**Given data:**
========================================================================

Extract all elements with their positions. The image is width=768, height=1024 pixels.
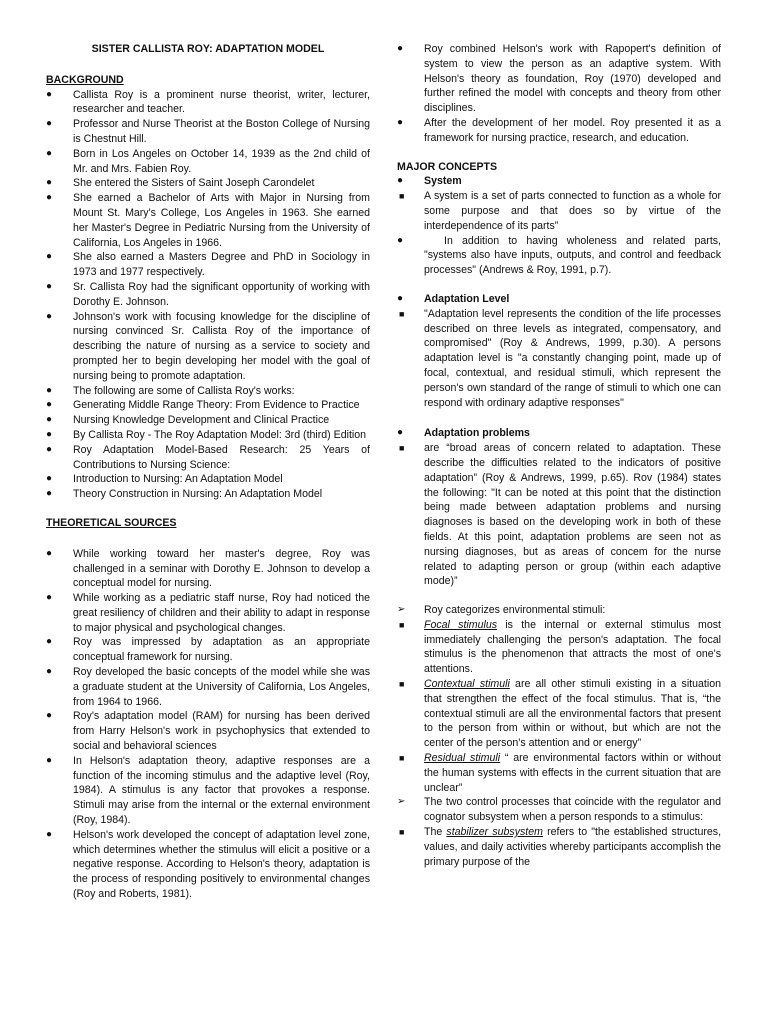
intro-list [397,42,721,146]
list-item: ● In Helson's adaptation theory, adaptive responses are a function of the incoming stimulus and the adaptive level (Roy, 1984). A stimulus is any factor that provokes a response. Stimuli may arise from the internal or the external environment (Roy, 1984). [46,754,370,828]
left-column [46,42,370,902]
list-item: ● Nursing Knowledge Development and Clinical Practice [46,413,370,428]
list-item: ● Helson's work developed the concept of adaptation level zone, which determines whether the stimulus will elicit a positive or a negative response. According to Helson's theory, adaptation is the process of responding positively to environmental changes (Roy and Roberts, 1981). [46,828,370,902]
right-column [397,42,721,869]
list-item: ● Roy was impressed by adaptation as an appropriate conceptual framework for nursing. [46,635,370,665]
adaptation-level-list [397,292,721,410]
list-item: ● She also earned a Masters Degree and PhD in Sociology in 1973 and 1977 respectively. [46,250,370,280]
stabilizer-subsystem-item: ■ The stabilizer subsystem refers to "the established structures, values, and daily activities whereby participants accomplish the primary purpose of the [397,825,721,869]
theoretical-sources-heading: THEORETICAL SOURCES [46,516,177,529]
system-label: ● System [397,174,721,189]
residual-stimuli-term: Residual stimuli [424,752,501,765]
list-item: ● While working as a pediatric staff nurse, Roy had noticed the great resiliency of children and their ability to adapt in response to major physical and psychological changes. [46,591,370,635]
residual-stimuli-item: ■ Residual stimuli “ are environmental factors within or without the human systems with effects in the current situation that are unclear” [397,751,721,795]
list-item: ● Callista Roy is a prominent nurse theorist, writer, lecturer, researcher and teacher. [46,88,370,118]
system-extra: ● In addition to having wholeness and related parts, "systems also have inputs, outputs, and control and feedback processes" (Andrews & Roy, 1991, p.7). [397,234,721,278]
theoretical-sources-list [46,547,370,902]
adaptation-level-label: ● Adaptation Level [397,292,721,307]
list-item: ● Sr. Callista Roy had the significant opportunity of working with Dorothy E. Johnson. [46,280,370,310]
adaptation-level-definition: ■ "Adaptation level represents the condition of the life processes described on three levels as integrated, compensatory, and compromised" (Roy & Andrews, 1999, p.30). A persons adaptation level is "a constantly changing point, made up of focal, contextual, and residual stimuli, which represent the person's own standard of the range of stimuli to which one can respond with ordinary adaptive responses" [397,307,721,411]
list-item: ● Roy's adaptation model (RAM) for nursing has been derived from Harry Helson's work in psychophysics that extended to social and behavioral sciences [46,709,370,753]
major-concepts-heading: MAJOR CONCEPTS [397,160,498,173]
focal-stimulus-item: ■ Focal stimulus is the internal or external stimulus most immediately challenging the person's adaptation. The focal stimulus is the phenomenon that attracts the most of one's attentions. [397,618,721,677]
list-item: ● Born in Los Angeles on October 14, 1939 as the 2nd child of Mr. and Mrs. Fabien Roy. [46,147,370,177]
list-item: ● After the development of her model. Roy presented it as a framework for nursing practice, research, and education. [397,116,721,146]
list-item: ● Roy combined Helson's work with Rapopert's definition of system to view the person as an adaptive system. With Helson's theory as foundation, Roy (1970) developed and further refined the model with concepts and theory from other disciplines. [397,42,721,116]
list-item: ● Generating Middle Range Theory: From Evidence to Practice [46,398,370,413]
list-item: ● Johnson's work with focusing knowledge for the discipline of nursing convinced Sr. Callista Roy of the importance of describing the nature of nursing as a service to society and prompted her to begin developing her model with the goal of nursing being to promote adaptation. [46,310,370,384]
stimuli-list [397,603,721,869]
stabilizer-subsystem-term: stabilizer subsystem [446,826,543,839]
focal-stimulus-term: Focal stimulus [424,618,498,631]
list-item: ● Roy Adaptation Model-Based Research: 25 Years of Contributions to Nursing Science: [46,443,370,473]
list-item: ● While working toward her master's degree, Roy was challenged in a seminar with Dorothy E. Johnson to develop a conceptual model for nursing. [46,547,370,591]
list-item: ● Roy developed the basic concepts of the model while she was a graduate student at the University of California, Los Angeles, from 1964 to 1966. [46,665,370,709]
background-list [46,88,370,502]
system-definition: ■ A system is a set of parts connected to function as a whole for some purpose and that does so by virtue of the interdependence of its parts” [397,189,721,233]
contextual-stimuli-item: ■ Contextual stimuli are all other stimuli existing in a situation that strengthen the effect of the focal stimulus. That is, “the contextual stimuli are all the environmental factors that present to the person from within or without, but which are not the center of the person’s attention and or energy” [397,677,721,751]
major-concepts-list [397,174,721,278]
list-item: ● The following are some of Callista Roy's works: [46,384,370,399]
document-title: SISTER CALLISTA ROY: ADAPTATION MODEL [91,43,325,55]
list-item: ● By Callista Roy - The Roy Adaptation Model: 3rd (third) Edition [46,428,370,443]
list-item: ● She entered the Sisters of Saint Joseph Carondelet [46,176,370,191]
stimuli-intro: ➢ Roy categorizes environmental stimuli: [397,603,721,618]
list-item: ● Theory Construction in Nursing: An Adaptation Model [46,487,370,502]
adaptation-problems-definition: ■ are “broad areas of concern related to adaptation. These describe the difficulties related to the indicators of positive adaptation” (Roy & Andrews, 1999, p.65). Rov (1984) states the following: "It can be noted at this point that the distinction being made between adaptation problems and nursing diagnoses is based on the developing work in both of these fields. At this point, adaptation problems are seen not as nursing diagnoses, but as areas of concem for the nurse related to adapting person or group (within each adaptive mode)” [397,441,721,589]
list-item: ● Professor and Nurse Theorist at the Boston College of Nursing is Chestnut Hill. [46,117,370,147]
adaptation-problems-label: ● Adaptation problems [397,426,721,441]
list-item: ● She earned a Bachelor of Arts with Major in Nursing from Mount St. Mary's College, Los Angeles in 1963. She earned her Master's Degree in Pediatric Nursing from the University of California, Los Angeles in 1966. [46,191,370,250]
list-item: ● Introduction to Nursing: An Adaptation Model [46,472,370,487]
contextual-stimuli-term: Contextual stimuli [424,678,510,691]
control-processes-intro: ➢ The two control processes that coincide with the regulator and cognator subsystem when a person responds to a stimulus: [397,795,721,825]
background-heading: BACKGROUND [46,73,124,86]
adaptation-problems-list [397,426,721,589]
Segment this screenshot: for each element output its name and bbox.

========================================================================

**Task objective:**
Format the stretch of the listing from the line containing "intro-list [397,42,721,146]" through the line containing "list-item: ● While working as" as a Markdown table. Use the columns Number and Listing Line, number each line, and omit any blank lines.

**Output of the exercise:**
| Number | Listing Line |
|---|---|
| 1 | intro-list [397,42,721,146] |
| 2 | list-item: ● In Helson's adaptation theory, adaptive responses are a function of the incoming stimulus and the adaptive level (Roy, 1984). A stimulus is any factor that provokes a response. Stimuli may arise from the internal or the external environment (Roy, 1984). [46,754,370,828] |
| 3 | left-column [46,42,370,902] |
| 4 | list-item: ● Nursing Knowledge Development and Clinical Practice [46,413,370,428] |
| 5 | list-item: ● Helson's work developed the concept of adaptation level zone, which determines whether the stimulus will elicit a positive or a negative response. According to Helson's theory, adaptation is the process of responding positively to environmental changes (Roy and Roberts, 1981). [46,828,370,902] |
| 6 | right-column [397,42,721,869] |
| 7 | list-item: ● Roy was impressed by adaptation as an appropriate conceptual framework for nursing. [46,635,370,665] |
| 8 | adaptation-level-list [397,292,721,410] |
| 9 | list-item: ● She also earned a Masters Degree and PhD in Sociology in 1973 and 1977 respectively. [46,250,370,280] |
| 10 | stabilizer-subsystem-item: ■ The stabilizer subsystem refers to "the established structures, values, and daily activities whereby participants accomplish the primary purpose of the [397,825,721,869] |
| 11 | theoretical-sources-heading: THEORETICAL SOURCES [46,516,177,529] |
| 12 | system-label: ● System [397,174,721,189] |
| 13 | residual-stimuli-term: Residual stimuli [424,752,501,765] |
| 14 | list-item: ● While working as a pediatric staff nurse, Roy had noticed the great resiliency of children and their ability to adapt in response to major physical and psychological changes. [46,591,370,635] |